(Source records)
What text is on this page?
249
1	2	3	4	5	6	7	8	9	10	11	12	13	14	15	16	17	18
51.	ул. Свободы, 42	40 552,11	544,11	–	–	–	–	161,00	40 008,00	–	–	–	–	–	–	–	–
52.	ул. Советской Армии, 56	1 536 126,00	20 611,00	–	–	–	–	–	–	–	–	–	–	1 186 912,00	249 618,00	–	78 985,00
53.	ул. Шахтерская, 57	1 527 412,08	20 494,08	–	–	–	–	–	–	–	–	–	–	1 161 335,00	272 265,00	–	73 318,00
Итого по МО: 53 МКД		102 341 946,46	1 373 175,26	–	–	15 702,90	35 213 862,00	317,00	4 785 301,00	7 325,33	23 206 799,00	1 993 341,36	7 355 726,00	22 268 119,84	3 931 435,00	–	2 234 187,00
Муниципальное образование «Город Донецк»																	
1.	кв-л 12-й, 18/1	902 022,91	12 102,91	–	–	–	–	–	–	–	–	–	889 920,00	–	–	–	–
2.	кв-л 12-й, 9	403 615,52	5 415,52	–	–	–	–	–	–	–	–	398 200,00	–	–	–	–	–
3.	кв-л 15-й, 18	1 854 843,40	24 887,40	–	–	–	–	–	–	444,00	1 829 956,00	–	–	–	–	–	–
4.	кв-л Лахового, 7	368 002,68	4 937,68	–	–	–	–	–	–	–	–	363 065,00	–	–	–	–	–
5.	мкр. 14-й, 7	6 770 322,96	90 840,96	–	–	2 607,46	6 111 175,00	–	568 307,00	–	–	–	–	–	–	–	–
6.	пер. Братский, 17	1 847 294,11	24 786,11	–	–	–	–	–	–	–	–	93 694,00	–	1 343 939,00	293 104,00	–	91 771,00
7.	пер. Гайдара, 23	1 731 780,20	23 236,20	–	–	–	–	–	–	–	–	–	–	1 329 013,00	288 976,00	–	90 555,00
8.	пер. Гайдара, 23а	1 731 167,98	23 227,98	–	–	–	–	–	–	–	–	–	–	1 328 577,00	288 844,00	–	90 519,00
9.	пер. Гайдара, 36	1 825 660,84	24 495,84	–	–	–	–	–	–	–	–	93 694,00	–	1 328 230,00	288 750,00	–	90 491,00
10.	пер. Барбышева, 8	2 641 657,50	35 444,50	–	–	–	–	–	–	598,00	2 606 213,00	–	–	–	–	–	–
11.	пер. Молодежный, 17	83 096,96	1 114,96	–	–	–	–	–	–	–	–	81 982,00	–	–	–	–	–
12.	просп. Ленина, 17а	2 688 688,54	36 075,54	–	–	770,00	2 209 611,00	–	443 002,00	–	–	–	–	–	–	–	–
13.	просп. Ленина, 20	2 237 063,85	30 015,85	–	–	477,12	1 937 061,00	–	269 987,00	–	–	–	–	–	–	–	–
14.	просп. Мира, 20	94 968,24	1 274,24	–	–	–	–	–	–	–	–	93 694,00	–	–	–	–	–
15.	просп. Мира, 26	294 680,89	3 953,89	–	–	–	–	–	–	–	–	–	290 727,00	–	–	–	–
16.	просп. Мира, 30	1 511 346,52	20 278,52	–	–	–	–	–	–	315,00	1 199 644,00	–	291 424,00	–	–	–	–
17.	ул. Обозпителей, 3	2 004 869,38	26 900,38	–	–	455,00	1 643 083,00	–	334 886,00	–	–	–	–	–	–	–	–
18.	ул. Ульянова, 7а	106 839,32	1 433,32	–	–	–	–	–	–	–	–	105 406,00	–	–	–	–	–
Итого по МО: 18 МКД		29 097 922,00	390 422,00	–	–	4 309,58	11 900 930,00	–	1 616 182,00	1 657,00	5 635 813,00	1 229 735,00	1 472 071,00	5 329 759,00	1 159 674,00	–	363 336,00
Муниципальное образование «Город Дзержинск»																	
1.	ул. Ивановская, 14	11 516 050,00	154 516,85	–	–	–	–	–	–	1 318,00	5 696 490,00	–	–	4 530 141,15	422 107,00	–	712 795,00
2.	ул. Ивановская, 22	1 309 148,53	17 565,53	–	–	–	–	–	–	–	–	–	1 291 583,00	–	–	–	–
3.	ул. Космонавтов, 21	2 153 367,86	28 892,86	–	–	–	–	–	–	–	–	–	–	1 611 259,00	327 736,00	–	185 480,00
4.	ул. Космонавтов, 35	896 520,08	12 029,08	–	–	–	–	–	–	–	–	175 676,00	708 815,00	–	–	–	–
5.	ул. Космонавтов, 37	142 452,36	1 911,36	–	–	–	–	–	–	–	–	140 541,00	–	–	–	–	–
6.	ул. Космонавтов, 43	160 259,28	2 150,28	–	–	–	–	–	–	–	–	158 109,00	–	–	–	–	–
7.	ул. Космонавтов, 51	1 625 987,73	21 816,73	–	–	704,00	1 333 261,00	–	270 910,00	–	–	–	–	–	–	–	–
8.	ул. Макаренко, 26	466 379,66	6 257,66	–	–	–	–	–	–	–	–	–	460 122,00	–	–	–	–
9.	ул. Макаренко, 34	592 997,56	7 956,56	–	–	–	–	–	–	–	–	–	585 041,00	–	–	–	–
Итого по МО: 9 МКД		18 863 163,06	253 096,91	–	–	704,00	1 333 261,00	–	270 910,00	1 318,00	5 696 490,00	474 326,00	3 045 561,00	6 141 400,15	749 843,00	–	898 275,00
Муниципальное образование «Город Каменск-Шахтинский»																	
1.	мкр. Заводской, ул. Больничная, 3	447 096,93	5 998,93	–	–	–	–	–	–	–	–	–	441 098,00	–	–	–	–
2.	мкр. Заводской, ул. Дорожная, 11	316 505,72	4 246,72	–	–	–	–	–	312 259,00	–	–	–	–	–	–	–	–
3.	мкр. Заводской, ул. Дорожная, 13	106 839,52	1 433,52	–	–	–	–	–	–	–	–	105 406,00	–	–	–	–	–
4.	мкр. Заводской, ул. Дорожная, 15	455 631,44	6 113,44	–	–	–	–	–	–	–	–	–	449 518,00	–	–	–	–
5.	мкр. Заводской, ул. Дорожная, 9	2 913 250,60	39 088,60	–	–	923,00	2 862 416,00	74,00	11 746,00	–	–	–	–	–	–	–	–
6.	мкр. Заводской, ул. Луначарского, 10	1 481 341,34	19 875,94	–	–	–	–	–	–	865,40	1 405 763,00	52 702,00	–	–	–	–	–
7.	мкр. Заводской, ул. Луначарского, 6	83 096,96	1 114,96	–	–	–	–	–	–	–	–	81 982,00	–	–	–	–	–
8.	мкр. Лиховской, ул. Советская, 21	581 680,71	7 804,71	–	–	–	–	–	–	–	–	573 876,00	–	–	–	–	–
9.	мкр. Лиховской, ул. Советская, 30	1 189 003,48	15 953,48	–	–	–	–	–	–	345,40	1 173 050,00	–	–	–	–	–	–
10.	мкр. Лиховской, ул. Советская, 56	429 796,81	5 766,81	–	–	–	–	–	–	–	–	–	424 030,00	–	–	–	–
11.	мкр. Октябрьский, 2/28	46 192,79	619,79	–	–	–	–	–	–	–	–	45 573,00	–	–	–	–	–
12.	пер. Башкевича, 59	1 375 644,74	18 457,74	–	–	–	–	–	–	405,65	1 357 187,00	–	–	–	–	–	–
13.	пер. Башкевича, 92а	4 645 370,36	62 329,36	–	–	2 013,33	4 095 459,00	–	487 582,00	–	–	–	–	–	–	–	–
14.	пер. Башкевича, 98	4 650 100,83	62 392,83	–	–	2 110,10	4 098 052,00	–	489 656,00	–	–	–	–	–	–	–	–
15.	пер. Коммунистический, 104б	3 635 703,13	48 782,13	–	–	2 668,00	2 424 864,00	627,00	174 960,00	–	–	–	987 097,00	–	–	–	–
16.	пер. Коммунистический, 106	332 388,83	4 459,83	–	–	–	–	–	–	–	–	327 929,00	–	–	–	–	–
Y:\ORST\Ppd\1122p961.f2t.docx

_TASK:_
Look through the entries above; copy every line holding the string "Муниципальное".

_CORRECT ANSWER:_
Муниципальное образование «Город Донецк»																	
Муниципальное образование «Город Дзержинск»																	
Муниципальное образование «Город Каменск-Шахтинский»																	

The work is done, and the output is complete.